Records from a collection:

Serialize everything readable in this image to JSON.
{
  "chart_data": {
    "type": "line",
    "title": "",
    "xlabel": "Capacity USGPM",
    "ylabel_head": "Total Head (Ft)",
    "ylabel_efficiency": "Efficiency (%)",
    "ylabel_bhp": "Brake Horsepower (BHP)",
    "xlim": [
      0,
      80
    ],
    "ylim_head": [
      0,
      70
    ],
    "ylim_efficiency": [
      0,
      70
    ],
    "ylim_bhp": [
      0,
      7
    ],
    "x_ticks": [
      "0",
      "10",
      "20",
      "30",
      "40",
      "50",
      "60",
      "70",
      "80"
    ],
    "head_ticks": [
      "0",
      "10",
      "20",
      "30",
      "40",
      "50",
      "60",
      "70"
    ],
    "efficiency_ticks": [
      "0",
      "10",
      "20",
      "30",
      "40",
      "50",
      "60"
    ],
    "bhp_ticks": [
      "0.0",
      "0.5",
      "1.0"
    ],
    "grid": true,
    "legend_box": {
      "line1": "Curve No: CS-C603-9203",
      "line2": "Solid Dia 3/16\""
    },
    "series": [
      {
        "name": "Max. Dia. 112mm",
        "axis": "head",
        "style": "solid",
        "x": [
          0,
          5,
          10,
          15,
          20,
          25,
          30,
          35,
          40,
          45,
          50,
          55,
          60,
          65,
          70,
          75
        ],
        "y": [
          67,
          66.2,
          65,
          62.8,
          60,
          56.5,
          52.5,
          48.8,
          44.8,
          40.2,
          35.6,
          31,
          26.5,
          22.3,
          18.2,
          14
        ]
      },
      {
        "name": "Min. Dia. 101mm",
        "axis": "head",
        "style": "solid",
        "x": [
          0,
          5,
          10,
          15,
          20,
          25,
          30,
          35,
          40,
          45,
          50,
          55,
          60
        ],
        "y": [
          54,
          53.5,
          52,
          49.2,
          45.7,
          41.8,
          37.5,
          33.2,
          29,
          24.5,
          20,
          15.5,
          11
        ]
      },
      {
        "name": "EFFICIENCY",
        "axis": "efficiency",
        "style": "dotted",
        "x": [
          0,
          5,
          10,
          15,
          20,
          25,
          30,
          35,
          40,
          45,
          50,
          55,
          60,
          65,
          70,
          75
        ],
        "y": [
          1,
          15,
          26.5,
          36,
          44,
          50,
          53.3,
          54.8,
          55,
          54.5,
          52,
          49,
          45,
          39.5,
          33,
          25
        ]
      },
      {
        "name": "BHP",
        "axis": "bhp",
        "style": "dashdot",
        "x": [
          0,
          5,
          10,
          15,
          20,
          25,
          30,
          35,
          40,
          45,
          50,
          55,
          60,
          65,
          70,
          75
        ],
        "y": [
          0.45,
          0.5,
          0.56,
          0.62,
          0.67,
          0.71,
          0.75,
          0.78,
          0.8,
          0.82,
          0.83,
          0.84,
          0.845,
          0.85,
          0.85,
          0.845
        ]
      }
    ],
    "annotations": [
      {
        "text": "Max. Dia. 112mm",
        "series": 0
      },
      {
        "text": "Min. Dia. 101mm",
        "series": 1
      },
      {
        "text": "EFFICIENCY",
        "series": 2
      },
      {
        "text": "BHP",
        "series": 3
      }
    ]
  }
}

**WORK TO DO**
Restate each of the entries above verbatim.

**TASK ANSWER**
Serialize everything readable in this image to JSON.
{
  "chart_data": {
    "type": "line",
    "title": "",
    "xlabel": "Capacity USGPM",
    "ylabel_head": "Total Head (Ft)",
    "ylabel_efficiency": "Efficiency (%)",
    "ylabel_bhp": "Brake Horsepower (BHP)",
    "xlim": [
      0,
      80
    ],
    "ylim_head": [
      0,
      70
    ],
    "ylim_efficiency": [
      0,
      70
    ],
    "ylim_bhp": [
      0,
      7
    ],
    "x_ticks": [
      "0",
      "10",
      "20",
      "30",
      "40",
      "50",
      "60",
      "70",
      "80"
    ],
    "head_ticks": [
      "0",
      "10",
      "20",
      "30",
      "40",
      "50",
      "60",
      "70"
    ],
    "efficiency_ticks": [
      "0",
      "10",
      "20",
      "30",
      "40",
      "50",
      "60"
    ],
    "bhp_ticks": [
      "0.0",
      "0.5",
      "1.0"
    ],
    "grid": true,
    "legend_box": {
      "line1": "Curve No: CS-C603-9203",
      "line2": "Solid Dia 3/16\""
    },
    "series": [
      {
        "name": "Max. Dia. 112mm",
        "axis": "head",
        "style": "solid",
        "x": [
          0,
          5,
          10,
          15,
          20,
          25,
          30,
          35,
          40,
          45,
          50,
          55,
          60,
          65,
          70,
          75
        ],
        "y": [
          67,
          66.2,
          65,
          62.8,
          60,
          56.5,
          52.5,
          48.8,
          44.8,
          40.2,
          35.6,
          31,
          26.5,
          22.3,
          18.2,
          14
        ]
      },
      {
        "name": "Min. Dia. 101mm",
        "axis": "head",
        "style": "solid",
        "x": [
          0,
          5,
          10,
          15,
          20,
          25,
          30,
          35,
          40,
          45,
          50,
          55,
          60
        ],
        "y": [
          54,
          53.5,
          52,
          49.2,
          45.7,
          41.8,
          37.5,
          33.2,
          29,
          24.5,
          20,
          15.5,
          11
        ]
      },
      {
        "name": "EFFICIENCY",
        "axis": "efficiency",
        "style": "dotted",
        "x": [
          0,
          5,
          10,
          15,
          20,
          25,
          30,
          35,
          40,
          45,
          50,
          55,
          60,
          65,
          70,
          75
        ],
        "y": [
          1,
          15,
          26.5,
          36,
          44,
          50,
          53.3,
          54.8,
          55,
          54.5,
          52,
          49,
          45,
          39.5,
          33,
          25
        ]
      },
      {
        "name": "BHP",
        "axis": "bhp",
        "style": "dashdot",
        "x": [
          0,
          5,
          10,
          15,
          20,
          25,
          30,
          35,
          40,
          45,
          50,
          55,
          60,
          65,
          70,
          75
        ],
        "y": [
          0.45,
          0.5,
          0.56,
          0.62,
          0.67,
          0.71,
          0.75,
          0.78,
          0.8,
          0.82,
          0.83,
          0.84,
          0.845,
          0.85,
          0.85,
          0.845
        ]
      }
    ],
    "annotations": [
      {
        "text": "Max. Dia. 112mm",
        "series": 0
      },
      {
        "text": "Min. Dia. 101mm",
        "series": 1
      },
      {
        "text": "EFFICIENCY",
        "series": 2
      },
      {
        "text": "BHP",
        "series": 3
      }
    ]
  }
}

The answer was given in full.